begin

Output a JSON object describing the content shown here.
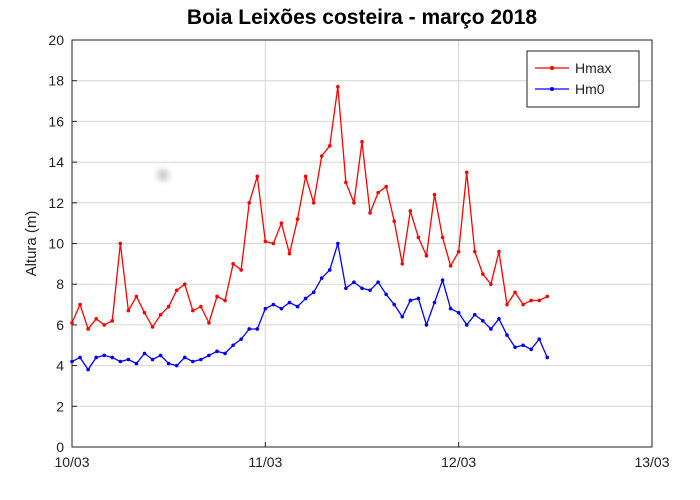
{
  "chart_data": {
    "type": "line",
    "title": "Boia Leixões costeira - março 2018",
    "xlabel": "",
    "ylabel": "Altura (m)",
    "ylim": [
      0,
      20
    ],
    "yticks": [
      0,
      2,
      4,
      6,
      8,
      10,
      12,
      14,
      16,
      18,
      20
    ],
    "xlim": [
      "2018-03-10T00:00",
      "2018-03-13T00:00"
    ],
    "xticks": [
      "10/03",
      "11/03",
      "12/03",
      "13/03"
    ],
    "grid": true,
    "legend": "top-right",
    "x_start": "2018-03-10T00:00",
    "x_step_hours": 1,
    "series": [
      {
        "name": "Hmax",
        "color": "#ff0000",
        "values": [
          6.1,
          7.0,
          5.8,
          6.3,
          6.0,
          6.2,
          10.0,
          6.7,
          7.4,
          6.6,
          5.9,
          6.5,
          6.9,
          7.7,
          8.0,
          6.7,
          6.9,
          6.1,
          7.4,
          7.2,
          9.0,
          8.7,
          12.0,
          13.3,
          10.1,
          10.0,
          11.0,
          9.5,
          11.2,
          13.3,
          12.0,
          14.3,
          14.8,
          17.7,
          13.0,
          12.0,
          15.0,
          11.5,
          12.5,
          12.8,
          11.1,
          9.0,
          11.6,
          10.3,
          9.4,
          12.4,
          10.3,
          8.9,
          9.6,
          13.5,
          9.6,
          8.5,
          8.0,
          9.6,
          7.0,
          7.6,
          7.0,
          7.2,
          7.2,
          7.4
        ]
      },
      {
        "name": "Hm0",
        "color": "#0000ff",
        "values": [
          4.2,
          4.4,
          3.8,
          4.4,
          4.5,
          4.4,
          4.2,
          4.3,
          4.1,
          4.6,
          4.3,
          4.5,
          4.1,
          4.0,
          4.4,
          4.2,
          4.3,
          4.5,
          4.7,
          4.6,
          5.0,
          5.3,
          5.8,
          5.8,
          6.8,
          7.0,
          6.8,
          7.1,
          6.9,
          7.3,
          7.6,
          8.3,
          8.7,
          10.0,
          7.8,
          8.1,
          7.8,
          7.7,
          8.1,
          7.5,
          7.0,
          6.4,
          7.2,
          7.3,
          6.0,
          7.1,
          8.2,
          6.8,
          6.6,
          6.0,
          6.5,
          6.2,
          5.8,
          6.3,
          5.5,
          4.9,
          5.0,
          4.8,
          5.3,
          4.4
        ]
      }
    ]
  }
}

end

Instruction: All the lines above are to be given again exactly as they read, with the pictures removed.

Output for this exercise:
Output a JSON object describing the content shown here.
{
  "chart_data": {
    "type": "line",
    "title": "Boia Leixões costeira - março 2018",
    "xlabel": "",
    "ylabel": "Altura (m)",
    "ylim": [
      0,
      20
    ],
    "yticks": [
      0,
      2,
      4,
      6,
      8,
      10,
      12,
      14,
      16,
      18,
      20
    ],
    "xlim": [
      "2018-03-10T00:00",
      "2018-03-13T00:00"
    ],
    "xticks": [
      "10/03",
      "11/03",
      "12/03",
      "13/03"
    ],
    "grid": true,
    "legend": "top-right",
    "x_start": "2018-03-10T00:00",
    "x_step_hours": 1,
    "series": [
      {
        "name": "Hmax",
        "color": "#ff0000",
        "values": [
          6.1,
          7.0,
          5.8,
          6.3,
          6.0,
          6.2,
          10.0,
          6.7,
          7.4,
          6.6,
          5.9,
          6.5,
          6.9,
          7.7,
          8.0,
          6.7,
          6.9,
          6.1,
          7.4,
          7.2,
          9.0,
          8.7,
          12.0,
          13.3,
          10.1,
          10.0,
          11.0,
          9.5,
          11.2,
          13.3,
          12.0,
          14.3,
          14.8,
          17.7,
          13.0,
          12.0,
          15.0,
          11.5,
          12.5,
          12.8,
          11.1,
          9.0,
          11.6,
          10.3,
          9.4,
          12.4,
          10.3,
          8.9,
          9.6,
          13.5,
          9.6,
          8.5,
          8.0,
          9.6,
          7.0,
          7.6,
          7.0,
          7.2,
          7.2,
          7.4
        ]
      },
      {
        "name": "Hm0",
        "color": "#0000ff",
        "values": [
          4.2,
          4.4,
          3.8,
          4.4,
          4.5,
          4.4,
          4.2,
          4.3,
          4.1,
          4.6,
          4.3,
          4.5,
          4.1,
          4.0,
          4.4,
          4.2,
          4.3,
          4.5,
          4.7,
          4.6,
          5.0,
          5.3,
          5.8,
          5.8,
          6.8,
          7.0,
          6.8,
          7.1,
          6.9,
          7.3,
          7.6,
          8.3,
          8.7,
          10.0,
          7.8,
          8.1,
          7.8,
          7.7,
          8.1,
          7.5,
          7.0,
          6.4,
          7.2,
          7.3,
          6.0,
          7.1,
          8.2,
          6.8,
          6.6,
          6.0,
          6.5,
          6.2,
          5.8,
          6.3,
          5.5,
          4.9,
          5.0,
          4.8,
          5.3,
          4.4
        ]
      }
    ]
  }
}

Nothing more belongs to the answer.